DATASET ENTRIES.
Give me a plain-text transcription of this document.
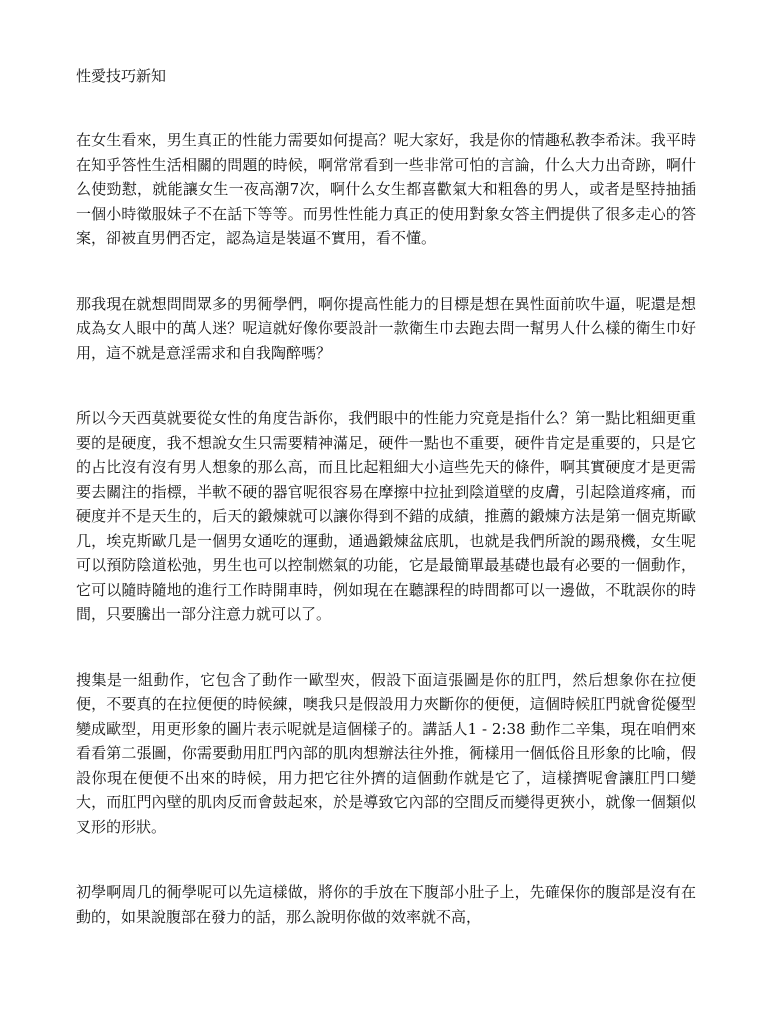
性愛技巧新知

在女生看來，男生真正的性能力需要如何提高？呢大家好，我是你的情趣私教李希沫。我平時在知乎答性生活相關的問題的時候，啊常常看到一些非常可怕的言論，什么大力出奇跡，啊什么使勁懟，就能讓女生一夜高潮7次，啊什么女生都喜歡氣大和粗魯的男人，或者是堅持抽插一個小時徵服妹子不在話下等等。而男性性能力真正的使用對象女答主們提供了很多走心的答案，卻被直男們否定，認為這是裝逼不實用，看不懂。

那我現在就想問問眾多的男衕學們，啊你提高性能力的目標是想在異性面前吹牛逼，呢還是想成為女人眼中的萬人迷？呢這就好像你要設計一款衛生巾去跑去問一幫男人什么樣的衛生巾好用，這不就是意淫需求和自我陶醉嗎？

所以今天西莫就要從女性的角度告訴你，我們眼中的性能力究竟是指什么？第一點比粗細更重要的是硬度，我不想說女生只需要精神滿足，硬件一點也不重要，硬件肯定是重要的，只是它的占比沒有沒有男人想象的那么高，而且比起粗細大小這些先天的條件，啊其實硬度才是更需要去關注的指標，半軟不硬的器官呢很容易在摩擦中拉扯到陰道壁的皮膚，引起陰道疼痛，而硬度并不是天生的，后天的鍛煉就可以讓你得到不錯的成績，推薦的鍛煉方法是第一個克斯歐几，埃克斯歐几是一個男女通吃的運動，通過鍛煉盆底肌，也就是我們所說的踢飛機，女生呢可以預防陰道松弛，男生也可以控制燃氣的功能，它是最簡單最基礎也最有必要的一個動作，它可以隨時隨地的進行工作時開車時，例如現在在聽課程的時間都可以一邊做，不耽誤你的時間，只要騰出一部分注意力就可以了。

搜集是一組動作，它包含了動作一歐型夾，假設下面這張圖是你的肛門，然后想象你在拉便便，不要真的在拉便便的時候練，噢我只是假設用力夾斷你的便便，這個時候肛門就會從優型變成歐型，用更形象的圖片表示呢就是這個樣子的。講話人1 - 2:38 動作二辛集，現在咱們來看看第二張圖，你需要動用肛門內部的肌肉想辦法往外推，衕樣用一個低俗且形象的比喻，假設你現在便便不出來的時候，用力把它往外擠的這個動作就是它了，這樣擠呢會讓肛門口變大，而肛門內壁的肌肉反而會鼓起來，於是導致它內部的空間反而變得更狹小，就像一個類似叉形的形狀。

初學啊周几的衕學呢可以先這樣做，將你的手放在下腹部小肚子上，先確保你的腹部是沒有在動的，如果說腹部在發力的話，那么說明你做的效率就不高，
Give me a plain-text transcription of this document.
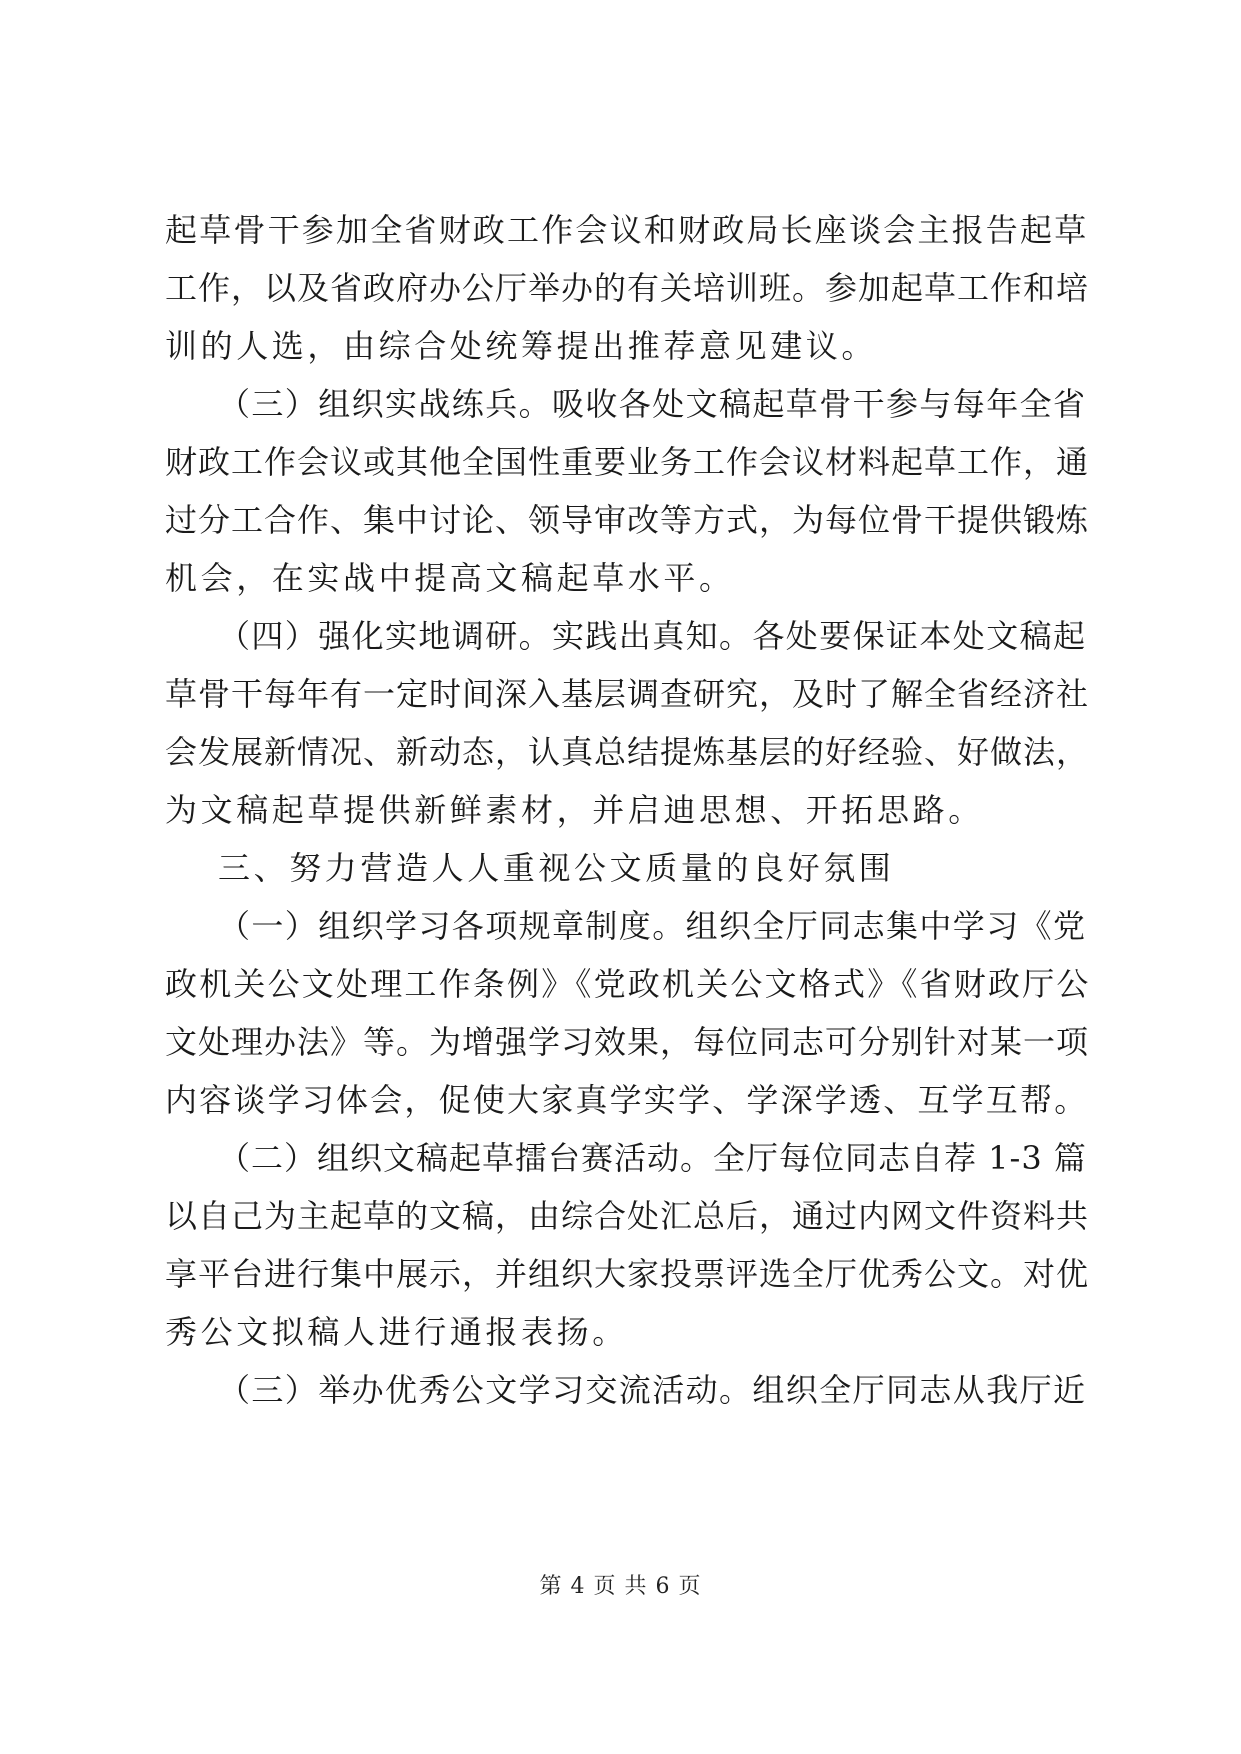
起草骨干参加全省财政工作会议和财政局长座谈会主报告起草
工作，以及省政府办公厅举办的有关培训班。参加起草工作和培
训的人选，由综合处统筹提出推荐意见建议。
（三）组织实战练兵。吸收各处文稿起草骨干参与每年全省
财政工作会议或其他全国性重要业务工作会议材料起草工作，通
过分工合作、集中讨论、领导审改等方式，为每位骨干提供锻炼
机会，在实战中提高文稿起草水平。
（四）强化实地调研。实践出真知。各处要保证本处文稿起
草骨干每年有一定时间深入基层调查研究，及时了解全省经济社
会发展新情况、新动态，认真总结提炼基层的好经验、好做法，
为文稿起草提供新鲜素材，并启迪思想、开拓思路。
三、努力营造人人重视公文质量的良好氛围
（一）组织学习各项规章制度。组织全厅同志集中学习《党
政机关公文处理工作条例》《党政机关公文格式》《省财政厅公
文处理办法》等。为增强学习效果，每位同志可分别针对某一项
内容谈学习体会，促使大家真学实学、学深学透、互学互帮。
（二）组织文稿起草擂台赛活动。全厅每位同志自荐 1-3 篇
以自己为主起草的文稿，由综合处汇总后，通过内网文件资料共
享平台进行集中展示，并组织大家投票评选全厅优秀公文。对优
秀公文拟稿人进行通报表扬。
（三）举办优秀公文学习交流活动。组织全厅同志从我厅近
第 4 页 共 6 页
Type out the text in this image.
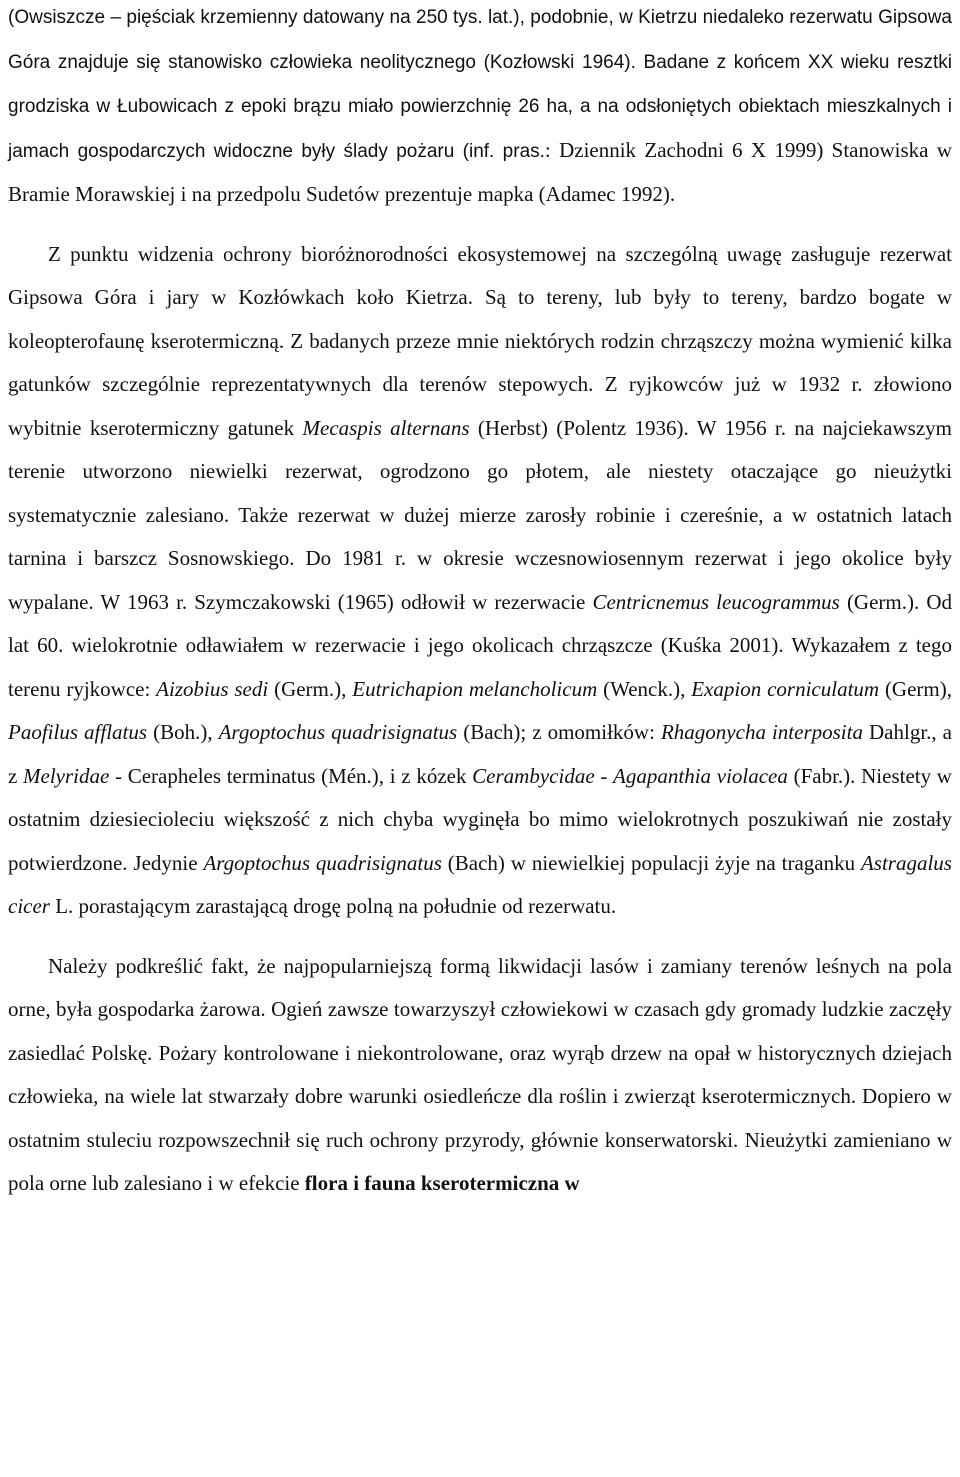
(Owsiszcze – pięściak krzemienny datowany na 250 tys. lat.), podobnie, w Kietrzu niedaleko rezerwatu Gipsowa Góra znajduje się stanowisko człowieka neolitycznego (Kozłowski 1964). Badane z końcem XX wieku resztki grodziska w Łubowicach z epoki brązu miało powierzchnię 26 ha, a na odsłoniętych obiektach mieszkalnych i jamach gospodarczych widoczne były ślady pożaru (inf. pras.: Dziennik Zachodni 6 X 1999) Stanowiska w Bramie Morawskiej i na przedpolu Sudetów prezentuje mapka (Adamec 1992).

Z punktu widzenia ochrony bioróżnorodności ekosystemowej na szczególną uwagę zasługuje rezerwat Gipsowa Góra i jary w Kozłówkach koło Kietrza. Są to tereny, lub były to tereny, bardzo bogate w koleopterofaunę kserotermiczną. Z badanych przeze mnie niektórych rodzin chrząszczy można wymienić kilka gatunków szczególnie reprezentatywnych dla terenów stepowych. Z ryjkowców już w 1932 r. złowiono wybitnie kserotermiczny gatunek Mecaspis alternans (Herbst) (Polentz 1936). W 1956 r. na najciekawszym terenie utworzono niewielki rezerwat, ogrodzono go płotem, ale niestety otaczające go nieużytki systematycznie zalesiano. Także rezerwat w dużej mierze zarosły robinie i czereśnie, a w ostatnich latach tarnina i barszcz Sosnowskiego. Do 1981 r. w okresie wczesnowiosennym rezerwat i jego okolice były wypalane. W 1963 r. Szymczakowski (1965) odłowił w rezerwacie Centricnemus leucogrammus (Germ.). Od lat 60. wielokrotnie odławiałem w rezerwacie i jego okolicach chrząszcze (Kuśka 2001). Wykazałem z tego terenu ryjkowce: Aizobius sedi (Germ.), Eutrichapion melancholicum (Wenck.), Exapion corniculatum (Germ), Paofilus afflatus (Boh.), Argoptochus quadrisignatus (Bach); z omomiłków: Rhagonycha interposita Dahlgr., a z Melyridae - Cerapheles terminatus (Mén.), i z kózek Cerambycidae - Agapanthia violacea (Fabr.). Niestety w ostatnim dziesiecioleciu większość z nich chyba wyginęła bo mimo wielokrotnych poszukiwań nie zostały potwierdzone. Jedynie Argoptochus quadrisignatus (Bach) w niewielkiej populacji żyje na traganku Astragalus cicer L. porastającym zarastającą drogę polną na południe od rezerwatu.

Należy podkreślić fakt, że najpopularniejszą formą likwidacji lasów i zamiany terenów leśnych na pola orne, była gospodarka żarowa. Ogień zawsze towarzyszył człowiekowi w czasach gdy gromady ludzkie zaczęły zasiedlać Polskę. Pożary kontrolowane i niekontrolowane, oraz wyrąb drzew na opał w historycznych dziejach człowieka, na wiele lat stwarzały dobre warunki osiedleńcze dla roślin i zwierząt kserotermicznych. Dopiero w ostatnim stuleciu rozpowszechnił się ruch ochrony przyrody, głównie konserwatorski. Nieużytki zamieniano w pola orne lub zalesiano i w efekcie flora i fauna kserotermiczna w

DIRECTIONS. Each line of the data should be quoted exactly, with pictures left out.

OUTPUT BELOW.
Give me a plain-text transcription of this document.
性愛技巧新知

在女生看來，男生真正的性能力需要如何提高？呢大家好，我是你的情趣私教李希沫。我平時在知乎答性生活相關的問題的時候，啊常常看到一些非常可怕的言論，什么大力出奇跡，啊什么使勁懟，就能讓女生一夜高潮7次，啊什么女生都喜歡氣大和粗魯的男人，或者是堅持抽插一個小時徵服妹子不在話下等等。而男性性能力真正的使用對象女答主們提供了很多走心的答案，卻被直男們否定，認為這是裝逼不實用，看不懂。

那我現在就想問問眾多的男衕學們，啊你提高性能力的目標是想在異性面前吹牛逼，呢還是想成為女人眼中的萬人迷？呢這就好像你要設計一款衛生巾去跑去問一幫男人什么樣的衛生巾好用，這不就是意淫需求和自我陶醉嗎？

所以今天西莫就要從女性的角度告訴你，我們眼中的性能力究竟是指什么？第一點比粗細更重要的是硬度，我不想說女生只需要精神滿足，硬件一點也不重要，硬件肯定是重要的，只是它的占比沒有沒有男人想象的那么高，而且比起粗細大小這些先天的條件，啊其實硬度才是更需要去關注的指標，半軟不硬的器官呢很容易在摩擦中拉扯到陰道壁的皮膚，引起陰道疼痛，而硬度并不是天生的，后天的鍛煉就可以讓你得到不錯的成績，推薦的鍛煉方法是第一個克斯歐几，埃克斯歐几是一個男女通吃的運動，通過鍛煉盆底肌，也就是我們所說的踢飛機，女生呢可以預防陰道松弛，男生也可以控制燃氣的功能，它是最簡單最基礎也最有必要的一個動作，它可以隨時隨地的進行工作時開車時，例如現在在聽課程的時間都可以一邊做，不耽誤你的時間，只要騰出一部分注意力就可以了。

搜集是一組動作，它包含了動作一歐型夾，假設下面這張圖是你的肛門，然后想象你在拉便便，不要真的在拉便便的時候練，噢我只是假設用力夾斷你的便便，這個時候肛門就會從優型變成歐型，用更形象的圖片表示呢就是這個樣子的。講話人1 - 2:38 動作二辛集，現在咱們來看看第二張圖，你需要動用肛門內部的肌肉想辦法往外推，衕樣用一個低俗且形象的比喻，假設你現在便便不出來的時候，用力把它往外擠的這個動作就是它了，這樣擠呢會讓肛門口變大，而肛門內壁的肌肉反而會鼓起來，於是導致它內部的空間反而變得更狹小，就像一個類似叉形的形狀。

初學啊周几的衕學呢可以先這樣做，將你的手放在下腹部小肚子上，先確保你的腹部是沒有在動的，如果說腹部在發力的話，那么說明你做的效率就不高，
Give me a plain-text transcription of this document.
起草骨干参加全省财政工作会议和财政局长座谈会主报告起草
工作，以及省政府办公厅举办的有关培训班。参加起草工作和培
训的人选，由综合处统筹提出推荐意见建议。
（三）组织实战练兵。吸收各处文稿起草骨干参与每年全省
财政工作会议或其他全国性重要业务工作会议材料起草工作，通
过分工合作、集中讨论、领导审改等方式，为每位骨干提供锻炼
机会，在实战中提高文稿起草水平。
（四）强化实地调研。实践出真知。各处要保证本处文稿起
草骨干每年有一定时间深入基层调查研究，及时了解全省经济社
会发展新情况、新动态，认真总结提炼基层的好经验、好做法，
为文稿起草提供新鲜素材，并启迪思想、开拓思路。
三、努力营造人人重视公文质量的良好氛围
（一）组织学习各项规章制度。组织全厅同志集中学习《党
政机关公文处理工作条例》《党政机关公文格式》《省财政厅公
文处理办法》等。为增强学习效果，每位同志可分别针对某一项
内容谈学习体会，促使大家真学实学、学深学透、互学互帮。
（二）组织文稿起草擂台赛活动。全厅每位同志自荐 1-3 篇
以自己为主起草的文稿，由综合处汇总后，通过内网文件资料共
享平台进行集中展示，并组织大家投票评选全厅优秀公文。对优
秀公文拟稿人进行通报表扬。
（三）举办优秀公文学习交流活动。组织全厅同志从我厅近
第 4 页 共 6 页
Type out the text in this image.
(Owsiszcze – pięściak krzemienny datowany na 250 tys. lat.), podobnie, w Kietrzu niedaleko rezerwatu Gipsowa Góra znajduje się stanowisko człowieka neolitycznego (Kozłowski 1964). Badane z końcem XX wieku resztki grodziska w Łubowicach z epoki brązu miało powierzchnię 26 ha, a na odsłoniętych obiektach mieszkalnych i jamach gospodarczych widoczne były ślady pożaru (inf. pras.: Dziennik Zachodni 6 X 1999) Stanowiska w Bramie Morawskiej i na przedpolu Sudetów prezentuje mapka (Adamec 1992).

Z punktu widzenia ochrony bioróżnorodności ekosystemowej na szczególną uwagę zasługuje rezerwat Gipsowa Góra i jary w Kozłówkach koło Kietrza. Są to tereny, lub były to tereny, bardzo bogate w koleopterofaunę kserotermiczną. Z badanych przeze mnie niektórych rodzin chrząszczy można wymienić kilka gatunków szczególnie reprezentatywnych dla terenów stepowych. Z ryjkowców już w 1932 r. złowiono wybitnie kserotermiczny gatunek Mecaspis alternans (Herbst) (Polentz 1936). W 1956 r. na najciekawszym terenie utworzono niewielki rezerwat, ogrodzono go płotem, ale niestety otaczające go nieużytki systematycznie zalesiano. Także rezerwat w dużej mierze zarosły robinie i czereśnie, a w ostatnich latach tarnina i barszcz Sosnowskiego. Do 1981 r. w okresie wczesnowiosennym rezerwat i jego okolice były wypalane. W 1963 r. Szymczakowski (1965) odłowił w rezerwacie Centricnemus leucogrammus (Germ.). Od lat 60. wielokrotnie odławiałem w rezerwacie i jego okolicach chrząszcze (Kuśka 2001). Wykazałem z tego terenu ryjkowce: Aizobius sedi (Germ.), Eutrichapion melancholicum (Wenck.), Exapion corniculatum (Germ), Paofilus afflatus (Boh.), Argoptochus quadrisignatus (Bach); z omomiłków: Rhagonycha interposita Dahlgr., a z Melyridae - Cerapheles terminatus (Mén.), i z kózek Cerambycidae - Agapanthia violacea (Fabr.). Niestety w ostatnim dziesiecioleciu większość z nich chyba wyginęła bo mimo wielokrotnych poszukiwań nie zostały potwierdzone. Jedynie Argoptochus quadrisignatus (Bach) w niewielkiej populacji żyje na traganku Astragalus cicer L. porastającym zarastającą drogę polną na południe od rezerwatu.

Należy podkreślić fakt, że najpopularniejszą formą likwidacji lasów i zamiany terenów leśnych na pola orne, była gospodarka żarowa. Ogień zawsze towarzyszył człowiekowi w czasach gdy gromady ludzkie zaczęły zasiedlać Polskę. Pożary kontrolowane i niekontrolowane, oraz wyrąb drzew na opał w historycznych dziejach człowieka, na wiele lat stwarzały dobre warunki osiedleńcze dla roślin i zwierząt kserotermicznych. Dopiero w ostatnim stuleciu rozpowszechnił się ruch ochrony przyrody, głównie konserwatorski. Nieużytki zamieniano w pola orne lub zalesiano i w efekcie flora i fauna kserotermiczna w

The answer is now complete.